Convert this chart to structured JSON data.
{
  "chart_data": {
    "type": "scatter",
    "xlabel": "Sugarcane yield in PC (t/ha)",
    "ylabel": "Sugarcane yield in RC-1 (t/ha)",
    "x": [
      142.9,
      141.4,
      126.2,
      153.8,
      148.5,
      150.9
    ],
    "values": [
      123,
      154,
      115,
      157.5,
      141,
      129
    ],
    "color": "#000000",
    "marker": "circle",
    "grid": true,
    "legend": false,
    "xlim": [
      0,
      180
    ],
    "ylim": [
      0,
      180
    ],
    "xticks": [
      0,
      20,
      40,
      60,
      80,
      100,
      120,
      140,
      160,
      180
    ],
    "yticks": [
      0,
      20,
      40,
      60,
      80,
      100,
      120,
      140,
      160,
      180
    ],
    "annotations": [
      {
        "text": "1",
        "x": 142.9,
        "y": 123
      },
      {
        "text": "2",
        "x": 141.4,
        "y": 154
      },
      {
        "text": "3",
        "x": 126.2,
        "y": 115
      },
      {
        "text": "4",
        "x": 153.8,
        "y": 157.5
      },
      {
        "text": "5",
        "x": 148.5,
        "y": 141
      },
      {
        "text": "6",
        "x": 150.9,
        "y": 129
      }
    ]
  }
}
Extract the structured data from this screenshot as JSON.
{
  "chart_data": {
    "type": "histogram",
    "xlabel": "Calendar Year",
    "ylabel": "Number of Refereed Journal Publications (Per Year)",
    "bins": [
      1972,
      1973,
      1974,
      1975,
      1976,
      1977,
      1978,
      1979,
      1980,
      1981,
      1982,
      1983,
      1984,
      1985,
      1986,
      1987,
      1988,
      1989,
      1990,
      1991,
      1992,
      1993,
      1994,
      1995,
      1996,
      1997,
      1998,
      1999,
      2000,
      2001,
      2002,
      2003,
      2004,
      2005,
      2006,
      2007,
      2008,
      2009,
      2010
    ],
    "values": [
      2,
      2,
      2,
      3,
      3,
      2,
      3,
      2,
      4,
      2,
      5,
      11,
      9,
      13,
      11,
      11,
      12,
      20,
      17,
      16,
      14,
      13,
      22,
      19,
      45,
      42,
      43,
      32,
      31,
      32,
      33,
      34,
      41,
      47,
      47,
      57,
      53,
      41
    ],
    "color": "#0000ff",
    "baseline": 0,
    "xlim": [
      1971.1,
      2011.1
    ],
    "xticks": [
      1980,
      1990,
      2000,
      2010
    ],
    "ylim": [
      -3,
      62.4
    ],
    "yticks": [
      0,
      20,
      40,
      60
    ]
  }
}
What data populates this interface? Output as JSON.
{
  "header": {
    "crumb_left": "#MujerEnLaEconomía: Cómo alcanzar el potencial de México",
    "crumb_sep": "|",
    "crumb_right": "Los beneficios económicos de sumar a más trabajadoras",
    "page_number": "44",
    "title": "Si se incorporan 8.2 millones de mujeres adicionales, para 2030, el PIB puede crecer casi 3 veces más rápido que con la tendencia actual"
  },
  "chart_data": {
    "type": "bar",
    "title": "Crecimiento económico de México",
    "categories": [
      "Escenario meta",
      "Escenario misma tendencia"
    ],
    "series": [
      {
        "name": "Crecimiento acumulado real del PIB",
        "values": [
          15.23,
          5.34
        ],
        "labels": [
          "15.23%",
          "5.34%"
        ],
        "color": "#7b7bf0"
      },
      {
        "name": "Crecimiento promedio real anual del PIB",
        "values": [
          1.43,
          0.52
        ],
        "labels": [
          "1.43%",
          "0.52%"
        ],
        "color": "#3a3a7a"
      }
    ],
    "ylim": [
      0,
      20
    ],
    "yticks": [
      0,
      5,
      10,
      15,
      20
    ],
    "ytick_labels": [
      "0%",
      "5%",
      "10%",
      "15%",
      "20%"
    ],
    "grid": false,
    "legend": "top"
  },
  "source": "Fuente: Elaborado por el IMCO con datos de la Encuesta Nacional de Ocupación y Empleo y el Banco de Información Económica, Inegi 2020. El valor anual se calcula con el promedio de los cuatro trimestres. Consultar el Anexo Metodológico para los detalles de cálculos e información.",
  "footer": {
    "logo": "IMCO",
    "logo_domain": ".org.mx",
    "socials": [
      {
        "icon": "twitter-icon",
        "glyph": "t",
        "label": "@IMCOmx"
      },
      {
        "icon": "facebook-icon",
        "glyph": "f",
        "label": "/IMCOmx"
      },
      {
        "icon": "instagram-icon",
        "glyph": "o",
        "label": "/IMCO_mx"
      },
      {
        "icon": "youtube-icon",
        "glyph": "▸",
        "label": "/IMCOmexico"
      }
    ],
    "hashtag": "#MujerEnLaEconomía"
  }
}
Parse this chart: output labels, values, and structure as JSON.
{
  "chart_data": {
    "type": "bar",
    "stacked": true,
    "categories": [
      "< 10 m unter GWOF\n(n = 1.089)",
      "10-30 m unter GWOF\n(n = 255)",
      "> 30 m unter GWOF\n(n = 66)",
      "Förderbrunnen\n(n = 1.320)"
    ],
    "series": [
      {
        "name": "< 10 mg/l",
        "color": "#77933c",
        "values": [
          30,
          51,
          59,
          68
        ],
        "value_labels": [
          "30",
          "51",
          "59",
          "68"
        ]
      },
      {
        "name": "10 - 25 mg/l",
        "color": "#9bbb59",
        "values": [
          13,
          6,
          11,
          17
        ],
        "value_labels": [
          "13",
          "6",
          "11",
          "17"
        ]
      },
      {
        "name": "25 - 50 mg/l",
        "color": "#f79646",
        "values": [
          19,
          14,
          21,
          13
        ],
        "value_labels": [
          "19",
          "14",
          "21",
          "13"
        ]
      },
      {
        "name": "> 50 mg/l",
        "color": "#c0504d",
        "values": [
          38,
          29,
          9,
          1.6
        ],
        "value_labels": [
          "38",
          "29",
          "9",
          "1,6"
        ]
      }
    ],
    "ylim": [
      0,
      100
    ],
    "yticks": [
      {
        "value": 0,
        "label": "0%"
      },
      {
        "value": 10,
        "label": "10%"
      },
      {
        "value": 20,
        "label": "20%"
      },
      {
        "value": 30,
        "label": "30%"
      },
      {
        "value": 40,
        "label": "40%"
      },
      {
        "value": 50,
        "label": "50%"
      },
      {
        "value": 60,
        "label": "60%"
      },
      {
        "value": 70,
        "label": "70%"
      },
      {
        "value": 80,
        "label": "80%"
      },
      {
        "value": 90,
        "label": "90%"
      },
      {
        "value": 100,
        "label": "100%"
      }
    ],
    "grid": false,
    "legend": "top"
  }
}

## Your instructions:
Extract the complete set of records unchanged.

## Solution to the problem:
Convert this chart to structured JSON data.
{
  "chart_data": {
    "type": "scatter",
    "xlabel": "Sugarcane yield in PC (t/ha)",
    "ylabel": "Sugarcane yield in RC-1 (t/ha)",
    "x": [
      142.9,
      141.4,
      126.2,
      153.8,
      148.5,
      150.9
    ],
    "values": [
      123,
      154,
      115,
      157.5,
      141,
      129
    ],
    "color": "#000000",
    "marker": "circle",
    "grid": true,
    "legend": false,
    "xlim": [
      0,
      180
    ],
    "ylim": [
      0,
      180
    ],
    "xticks": [
      0,
      20,
      40,
      60,
      80,
      100,
      120,
      140,
      160,
      180
    ],
    "yticks": [
      0,
      20,
      40,
      60,
      80,
      100,
      120,
      140,
      160,
      180
    ],
    "annotations": [
      {
        "text": "1",
        "x": 142.9,
        "y": 123
      },
      {
        "text": "2",
        "x": 141.4,
        "y": 154
      },
      {
        "text": "3",
        "x": 126.2,
        "y": 115
      },
      {
        "text": "4",
        "x": 153.8,
        "y": 157.5
      },
      {
        "text": "5",
        "x": 148.5,
        "y": 141
      },
      {
        "text": "6",
        "x": 150.9,
        "y": 129
      }
    ]
  }
}
Extract the structured data from this screenshot as JSON.
{
  "chart_data": {
    "type": "histogram",
    "xlabel": "Calendar Year",
    "ylabel": "Number of Refereed Journal Publications (Per Year)",
    "bins": [
      1972,
      1973,
      1974,
      1975,
      1976,
      1977,
      1978,
      1979,
      1980,
      1981,
      1982,
      1983,
      1984,
      1985,
      1986,
      1987,
      1988,
      1989,
      1990,
      1991,
      1992,
      1993,
      1994,
      1995,
      1996,
      1997,
      1998,
      1999,
      2000,
      2001,
      2002,
      2003,
      2004,
      2005,
      2006,
      2007,
      2008,
      2009,
      2010
    ],
    "values": [
      2,
      2,
      2,
      3,
      3,
      2,
      3,
      2,
      4,
      2,
      5,
      11,
      9,
      13,
      11,
      11,
      12,
      20,
      17,
      16,
      14,
      13,
      22,
      19,
      45,
      42,
      43,
      32,
      31,
      32,
      33,
      34,
      41,
      47,
      47,
      57,
      53,
      41
    ],
    "color": "#0000ff",
    "baseline": 0,
    "xlim": [
      1971.1,
      2011.1
    ],
    "xticks": [
      1980,
      1990,
      2000,
      2010
    ],
    "ylim": [
      -3,
      62.4
    ],
    "yticks": [
      0,
      20,
      40,
      60
    ]
  }
}
What data populates this interface? Output as JSON.
{
  "header": {
    "crumb_left": "#MujerEnLaEconomía: Cómo alcanzar el potencial de México",
    "crumb_sep": "|",
    "crumb_right": "Los beneficios económicos de sumar a más trabajadoras",
    "page_number": "44",
    "title": "Si se incorporan 8.2 millones de mujeres adicionales, para 2030, el PIB puede crecer casi 3 veces más rápido que con la tendencia actual"
  },
  "chart_data": {
    "type": "bar",
    "title": "Crecimiento económico de México",
    "categories": [
      "Escenario meta",
      "Escenario misma tendencia"
    ],
    "series": [
      {
        "name": "Crecimiento acumulado real del PIB",
        "values": [
          15.23,
          5.34
        ],
        "labels": [
          "15.23%",
          "5.34%"
        ],
        "color": "#7b7bf0"
      },
      {
        "name": "Crecimiento promedio real anual del PIB",
        "values": [
          1.43,
          0.52
        ],
        "labels": [
          "1.43%",
          "0.52%"
        ],
        "color": "#3a3a7a"
      }
    ],
    "ylim": [
      0,
      20
    ],
    "yticks": [
      0,
      5,
      10,
      15,
      20
    ],
    "ytick_labels": [
      "0%",
      "5%",
      "10%",
      "15%",
      "20%"
    ],
    "grid": false,
    "legend": "top"
  },
  "source": "Fuente: Elaborado por el IMCO con datos de la Encuesta Nacional de Ocupación y Empleo y el Banco de Información Económica, Inegi 2020. El valor anual se calcula con el promedio de los cuatro trimestres. Consultar el Anexo Metodológico para los detalles de cálculos e información.",
  "footer": {
    "logo": "IMCO",
    "logo_domain": ".org.mx",
    "socials": [
      {
        "icon": "twitter-icon",
        "glyph": "t",
        "label": "@IMCOmx"
      },
      {
        "icon": "facebook-icon",
        "glyph": "f",
        "label": "/IMCOmx"
      },
      {
        "icon": "instagram-icon",
        "glyph": "o",
        "label": "/IMCO_mx"
      },
      {
        "icon": "youtube-icon",
        "glyph": "▸",
        "label": "/IMCOmexico"
      }
    ],
    "hashtag": "#MujerEnLaEconomía"
  }
}
Parse this chart: output labels, values, and structure as JSON.
{
  "chart_data": {
    "type": "bar",
    "stacked": true,
    "categories": [
      "< 10 m unter GWOF\n(n = 1.089)",
      "10-30 m unter GWOF\n(n = 255)",
      "> 30 m unter GWOF\n(n = 66)",
      "Förderbrunnen\n(n = 1.320)"
    ],
    "series": [
      {
        "name": "< 10 mg/l",
        "color": "#77933c",
        "values": [
          30,
          51,
          59,
          68
        ],
        "value_labels": [
          "30",
          "51",
          "59",
          "68"
        ]
      },
      {
        "name": "10 - 25 mg/l",
        "color": "#9bbb59",
        "values": [
          13,
          6,
          11,
          17
        ],
        "value_labels": [
          "13",
          "6",
          "11",
          "17"
        ]
      },
      {
        "name": "25 - 50 mg/l",
        "color": "#f79646",
        "values": [
          19,
          14,
          21,
          13
        ],
        "value_labels": [
          "19",
          "14",
          "21",
          "13"
        ]
      },
      {
        "name": "> 50 mg/l",
        "color": "#c0504d",
        "values": [
          38,
          29,
          9,
          1.6
        ],
        "value_labels": [
          "38",
          "29",
          "9",
          "1,6"
        ]
      }
    ],
    "ylim": [
      0,
      100
    ],
    "yticks": [
      {
        "value": 0,
        "label": "0%"
      },
      {
        "value": 10,
        "label": "10%"
      },
      {
        "value": 20,
        "label": "20%"
      },
      {
        "value": 30,
        "label": "30%"
      },
      {
        "value": 40,
        "label": "40%"
      },
      {
        "value": 50,
        "label": "50%"
      },
      {
        "value": 60,
        "label": "60%"
      },
      {
        "value": 70,
        "label": "70%"
      },
      {
        "value": 80,
        "label": "80%"
      },
      {
        "value": 90,
        "label": "90%"
      },
      {
        "value": 100,
        "label": "100%"
      }
    ],
    "grid": false,
    "legend": "top"
  }
}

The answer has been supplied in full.